— start Data shown —

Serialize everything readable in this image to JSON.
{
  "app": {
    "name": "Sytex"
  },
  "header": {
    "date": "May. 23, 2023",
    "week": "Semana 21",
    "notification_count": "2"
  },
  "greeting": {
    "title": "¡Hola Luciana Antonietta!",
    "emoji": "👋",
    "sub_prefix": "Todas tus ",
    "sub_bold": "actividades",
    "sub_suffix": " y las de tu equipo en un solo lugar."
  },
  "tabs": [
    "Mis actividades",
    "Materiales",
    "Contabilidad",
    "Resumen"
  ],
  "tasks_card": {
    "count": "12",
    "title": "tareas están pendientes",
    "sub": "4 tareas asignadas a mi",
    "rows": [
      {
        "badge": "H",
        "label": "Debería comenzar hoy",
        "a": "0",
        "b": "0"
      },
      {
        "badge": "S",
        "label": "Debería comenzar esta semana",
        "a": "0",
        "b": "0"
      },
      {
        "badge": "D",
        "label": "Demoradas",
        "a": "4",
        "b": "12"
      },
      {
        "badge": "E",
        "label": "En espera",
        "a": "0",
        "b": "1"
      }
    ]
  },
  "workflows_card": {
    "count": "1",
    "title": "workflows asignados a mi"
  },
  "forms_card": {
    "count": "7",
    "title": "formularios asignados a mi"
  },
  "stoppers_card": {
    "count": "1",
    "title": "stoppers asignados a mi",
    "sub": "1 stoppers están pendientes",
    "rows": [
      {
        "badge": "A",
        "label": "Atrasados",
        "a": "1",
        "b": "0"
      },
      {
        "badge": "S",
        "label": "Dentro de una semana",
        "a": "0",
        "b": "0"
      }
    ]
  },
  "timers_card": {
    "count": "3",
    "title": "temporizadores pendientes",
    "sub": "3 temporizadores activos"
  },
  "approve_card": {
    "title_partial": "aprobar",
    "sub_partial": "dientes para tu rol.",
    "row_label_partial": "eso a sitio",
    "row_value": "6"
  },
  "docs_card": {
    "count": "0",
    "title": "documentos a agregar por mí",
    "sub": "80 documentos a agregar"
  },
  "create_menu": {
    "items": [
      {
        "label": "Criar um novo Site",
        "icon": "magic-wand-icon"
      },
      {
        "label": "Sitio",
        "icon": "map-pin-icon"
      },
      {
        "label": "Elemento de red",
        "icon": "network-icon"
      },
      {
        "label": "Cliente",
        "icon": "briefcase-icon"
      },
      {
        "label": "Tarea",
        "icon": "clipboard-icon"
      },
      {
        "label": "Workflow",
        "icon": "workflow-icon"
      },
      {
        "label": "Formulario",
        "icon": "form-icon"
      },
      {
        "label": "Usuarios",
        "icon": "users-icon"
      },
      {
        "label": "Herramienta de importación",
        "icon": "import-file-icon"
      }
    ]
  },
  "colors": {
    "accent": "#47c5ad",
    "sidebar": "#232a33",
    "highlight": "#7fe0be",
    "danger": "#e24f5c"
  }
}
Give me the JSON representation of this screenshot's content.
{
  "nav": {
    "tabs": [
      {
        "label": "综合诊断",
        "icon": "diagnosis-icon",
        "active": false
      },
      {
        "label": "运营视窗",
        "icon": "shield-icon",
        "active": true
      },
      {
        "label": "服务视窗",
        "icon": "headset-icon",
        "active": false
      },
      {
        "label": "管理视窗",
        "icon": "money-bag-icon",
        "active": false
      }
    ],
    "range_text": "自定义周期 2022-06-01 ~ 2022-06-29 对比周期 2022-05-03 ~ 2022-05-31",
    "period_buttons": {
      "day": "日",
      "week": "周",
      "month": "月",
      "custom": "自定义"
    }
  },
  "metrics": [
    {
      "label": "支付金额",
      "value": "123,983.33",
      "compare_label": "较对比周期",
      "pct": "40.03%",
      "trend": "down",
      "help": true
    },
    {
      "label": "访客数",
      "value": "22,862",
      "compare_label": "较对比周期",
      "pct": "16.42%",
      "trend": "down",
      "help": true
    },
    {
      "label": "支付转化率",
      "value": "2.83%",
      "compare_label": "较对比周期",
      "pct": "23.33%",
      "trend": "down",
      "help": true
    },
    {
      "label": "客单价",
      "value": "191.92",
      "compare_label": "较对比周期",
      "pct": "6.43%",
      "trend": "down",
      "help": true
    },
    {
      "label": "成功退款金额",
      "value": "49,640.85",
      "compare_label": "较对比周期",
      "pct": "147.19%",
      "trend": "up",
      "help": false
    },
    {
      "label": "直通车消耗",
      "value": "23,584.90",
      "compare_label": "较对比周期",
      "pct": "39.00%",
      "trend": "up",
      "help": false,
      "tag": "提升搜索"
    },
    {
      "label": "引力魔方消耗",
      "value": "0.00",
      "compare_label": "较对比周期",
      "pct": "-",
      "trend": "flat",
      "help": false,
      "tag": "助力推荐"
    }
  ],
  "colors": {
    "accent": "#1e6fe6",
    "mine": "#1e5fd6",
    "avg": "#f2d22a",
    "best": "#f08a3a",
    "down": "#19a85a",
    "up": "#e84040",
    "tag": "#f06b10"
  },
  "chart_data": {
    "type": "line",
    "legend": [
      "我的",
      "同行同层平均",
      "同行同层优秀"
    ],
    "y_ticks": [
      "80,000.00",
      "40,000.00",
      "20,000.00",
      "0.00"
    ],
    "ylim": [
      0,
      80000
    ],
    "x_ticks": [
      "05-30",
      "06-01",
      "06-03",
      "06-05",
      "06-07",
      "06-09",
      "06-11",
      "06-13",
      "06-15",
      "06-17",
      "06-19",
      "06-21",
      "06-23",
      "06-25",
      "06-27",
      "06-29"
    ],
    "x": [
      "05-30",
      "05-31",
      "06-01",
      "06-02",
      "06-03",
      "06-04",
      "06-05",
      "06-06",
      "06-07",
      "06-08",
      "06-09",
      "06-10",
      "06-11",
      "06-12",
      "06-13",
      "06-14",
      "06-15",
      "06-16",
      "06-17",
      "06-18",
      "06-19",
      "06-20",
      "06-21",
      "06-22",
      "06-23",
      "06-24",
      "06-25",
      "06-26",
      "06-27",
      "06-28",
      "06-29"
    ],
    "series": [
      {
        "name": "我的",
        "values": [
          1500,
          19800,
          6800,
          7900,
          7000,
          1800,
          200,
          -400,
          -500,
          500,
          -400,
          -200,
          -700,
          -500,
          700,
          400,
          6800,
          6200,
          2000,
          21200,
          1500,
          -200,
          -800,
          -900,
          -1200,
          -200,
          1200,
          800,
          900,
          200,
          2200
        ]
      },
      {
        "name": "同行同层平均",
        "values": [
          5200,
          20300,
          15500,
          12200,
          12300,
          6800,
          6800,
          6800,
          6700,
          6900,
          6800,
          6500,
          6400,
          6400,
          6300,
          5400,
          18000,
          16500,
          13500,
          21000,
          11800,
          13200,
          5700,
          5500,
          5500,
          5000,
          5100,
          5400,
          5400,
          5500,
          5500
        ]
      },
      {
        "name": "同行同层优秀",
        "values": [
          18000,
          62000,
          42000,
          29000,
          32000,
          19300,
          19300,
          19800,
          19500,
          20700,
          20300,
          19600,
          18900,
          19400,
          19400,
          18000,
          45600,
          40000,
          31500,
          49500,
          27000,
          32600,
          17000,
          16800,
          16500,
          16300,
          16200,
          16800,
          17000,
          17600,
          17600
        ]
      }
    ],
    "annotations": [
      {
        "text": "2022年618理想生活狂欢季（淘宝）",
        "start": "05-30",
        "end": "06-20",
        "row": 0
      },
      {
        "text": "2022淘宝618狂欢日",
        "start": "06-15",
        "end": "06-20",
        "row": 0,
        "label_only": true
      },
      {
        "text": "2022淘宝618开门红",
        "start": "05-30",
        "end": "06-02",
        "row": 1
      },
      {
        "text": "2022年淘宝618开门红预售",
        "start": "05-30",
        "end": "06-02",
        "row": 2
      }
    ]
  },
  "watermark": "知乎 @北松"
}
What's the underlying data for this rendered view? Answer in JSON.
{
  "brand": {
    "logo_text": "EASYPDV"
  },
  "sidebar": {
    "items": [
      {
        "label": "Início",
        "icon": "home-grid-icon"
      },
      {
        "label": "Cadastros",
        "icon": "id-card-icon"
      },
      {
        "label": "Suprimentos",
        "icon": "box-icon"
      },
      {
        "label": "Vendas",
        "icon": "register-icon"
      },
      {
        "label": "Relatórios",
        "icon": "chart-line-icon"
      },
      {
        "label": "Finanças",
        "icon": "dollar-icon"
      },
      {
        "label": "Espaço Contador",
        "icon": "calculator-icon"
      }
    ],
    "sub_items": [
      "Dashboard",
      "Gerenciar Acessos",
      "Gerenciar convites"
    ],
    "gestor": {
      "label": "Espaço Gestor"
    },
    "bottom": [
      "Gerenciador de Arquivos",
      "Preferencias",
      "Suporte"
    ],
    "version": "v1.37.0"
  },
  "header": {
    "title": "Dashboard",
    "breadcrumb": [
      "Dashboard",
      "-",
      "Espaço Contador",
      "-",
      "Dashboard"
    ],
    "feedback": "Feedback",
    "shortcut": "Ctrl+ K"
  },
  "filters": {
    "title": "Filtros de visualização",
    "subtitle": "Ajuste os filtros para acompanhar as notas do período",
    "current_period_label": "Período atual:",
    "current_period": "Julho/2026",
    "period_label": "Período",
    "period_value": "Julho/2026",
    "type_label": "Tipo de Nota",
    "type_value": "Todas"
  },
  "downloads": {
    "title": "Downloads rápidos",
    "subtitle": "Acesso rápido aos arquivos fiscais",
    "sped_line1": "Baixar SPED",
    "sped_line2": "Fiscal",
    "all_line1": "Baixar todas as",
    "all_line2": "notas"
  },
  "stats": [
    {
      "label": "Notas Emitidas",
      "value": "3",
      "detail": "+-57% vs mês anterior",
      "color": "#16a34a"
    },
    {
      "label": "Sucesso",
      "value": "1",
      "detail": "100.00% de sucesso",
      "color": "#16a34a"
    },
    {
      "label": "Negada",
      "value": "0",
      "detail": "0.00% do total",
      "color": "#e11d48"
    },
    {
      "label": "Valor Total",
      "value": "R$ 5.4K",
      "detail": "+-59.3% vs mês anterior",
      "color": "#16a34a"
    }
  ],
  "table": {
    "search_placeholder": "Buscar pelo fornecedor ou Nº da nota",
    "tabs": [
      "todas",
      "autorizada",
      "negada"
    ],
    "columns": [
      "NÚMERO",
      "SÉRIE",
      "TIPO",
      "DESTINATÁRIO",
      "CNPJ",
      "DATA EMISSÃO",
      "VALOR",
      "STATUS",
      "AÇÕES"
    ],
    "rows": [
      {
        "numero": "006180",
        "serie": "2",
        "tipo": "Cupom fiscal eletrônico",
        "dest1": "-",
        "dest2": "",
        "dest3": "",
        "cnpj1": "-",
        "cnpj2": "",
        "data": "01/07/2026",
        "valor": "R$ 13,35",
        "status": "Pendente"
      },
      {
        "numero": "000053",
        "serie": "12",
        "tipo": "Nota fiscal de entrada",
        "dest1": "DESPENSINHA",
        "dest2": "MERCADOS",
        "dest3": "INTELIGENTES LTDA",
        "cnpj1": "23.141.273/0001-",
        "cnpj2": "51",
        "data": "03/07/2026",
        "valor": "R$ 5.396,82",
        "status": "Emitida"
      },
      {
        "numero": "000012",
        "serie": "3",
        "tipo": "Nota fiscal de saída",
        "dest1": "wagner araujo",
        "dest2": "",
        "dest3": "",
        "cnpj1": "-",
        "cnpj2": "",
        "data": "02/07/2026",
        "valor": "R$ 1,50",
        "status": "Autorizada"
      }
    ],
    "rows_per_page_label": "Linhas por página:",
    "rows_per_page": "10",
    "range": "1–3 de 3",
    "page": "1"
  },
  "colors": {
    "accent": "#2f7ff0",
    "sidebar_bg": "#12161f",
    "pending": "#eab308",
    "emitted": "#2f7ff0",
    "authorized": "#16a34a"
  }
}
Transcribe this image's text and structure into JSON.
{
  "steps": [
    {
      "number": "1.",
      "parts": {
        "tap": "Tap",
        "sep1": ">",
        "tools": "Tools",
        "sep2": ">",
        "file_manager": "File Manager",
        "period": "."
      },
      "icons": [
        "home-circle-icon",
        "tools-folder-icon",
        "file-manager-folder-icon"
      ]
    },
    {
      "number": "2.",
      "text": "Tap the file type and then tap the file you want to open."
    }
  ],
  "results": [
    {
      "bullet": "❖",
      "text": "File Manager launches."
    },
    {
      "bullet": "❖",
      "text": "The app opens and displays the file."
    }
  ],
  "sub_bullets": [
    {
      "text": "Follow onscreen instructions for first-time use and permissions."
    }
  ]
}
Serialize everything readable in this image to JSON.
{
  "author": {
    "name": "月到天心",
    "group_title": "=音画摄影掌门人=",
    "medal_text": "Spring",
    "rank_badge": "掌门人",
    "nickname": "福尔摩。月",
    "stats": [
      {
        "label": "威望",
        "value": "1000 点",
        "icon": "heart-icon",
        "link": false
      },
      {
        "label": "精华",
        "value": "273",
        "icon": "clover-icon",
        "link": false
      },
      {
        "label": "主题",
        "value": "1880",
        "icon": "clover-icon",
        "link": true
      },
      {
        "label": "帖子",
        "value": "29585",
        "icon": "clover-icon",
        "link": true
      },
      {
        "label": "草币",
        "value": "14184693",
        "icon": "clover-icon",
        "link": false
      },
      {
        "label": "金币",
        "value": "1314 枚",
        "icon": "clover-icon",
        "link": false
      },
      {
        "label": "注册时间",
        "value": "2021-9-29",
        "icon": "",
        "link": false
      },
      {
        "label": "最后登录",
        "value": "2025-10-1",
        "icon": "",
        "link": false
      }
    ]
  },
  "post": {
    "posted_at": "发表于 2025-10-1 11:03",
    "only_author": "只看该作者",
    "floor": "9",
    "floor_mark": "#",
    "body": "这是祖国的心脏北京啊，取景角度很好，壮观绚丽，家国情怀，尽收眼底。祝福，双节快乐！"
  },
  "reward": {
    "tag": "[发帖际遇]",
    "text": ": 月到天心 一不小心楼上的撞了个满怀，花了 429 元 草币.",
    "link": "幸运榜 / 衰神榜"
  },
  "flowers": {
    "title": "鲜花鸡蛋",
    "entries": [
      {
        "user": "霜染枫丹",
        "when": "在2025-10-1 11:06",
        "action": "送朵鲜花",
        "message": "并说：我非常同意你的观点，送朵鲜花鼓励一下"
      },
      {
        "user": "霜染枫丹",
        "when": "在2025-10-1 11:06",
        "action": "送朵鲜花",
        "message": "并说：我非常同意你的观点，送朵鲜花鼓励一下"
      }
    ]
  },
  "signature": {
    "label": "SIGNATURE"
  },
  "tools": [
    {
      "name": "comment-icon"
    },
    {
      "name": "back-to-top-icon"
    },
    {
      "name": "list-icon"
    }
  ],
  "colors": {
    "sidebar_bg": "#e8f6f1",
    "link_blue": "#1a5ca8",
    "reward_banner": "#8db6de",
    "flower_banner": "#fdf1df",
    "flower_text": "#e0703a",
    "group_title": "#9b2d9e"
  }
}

— end Data shown —

- What is being asked -
Looking at the entries above, how many lines contain the word "detail"? Answer with the number alone.

- Solution to this exercise -
4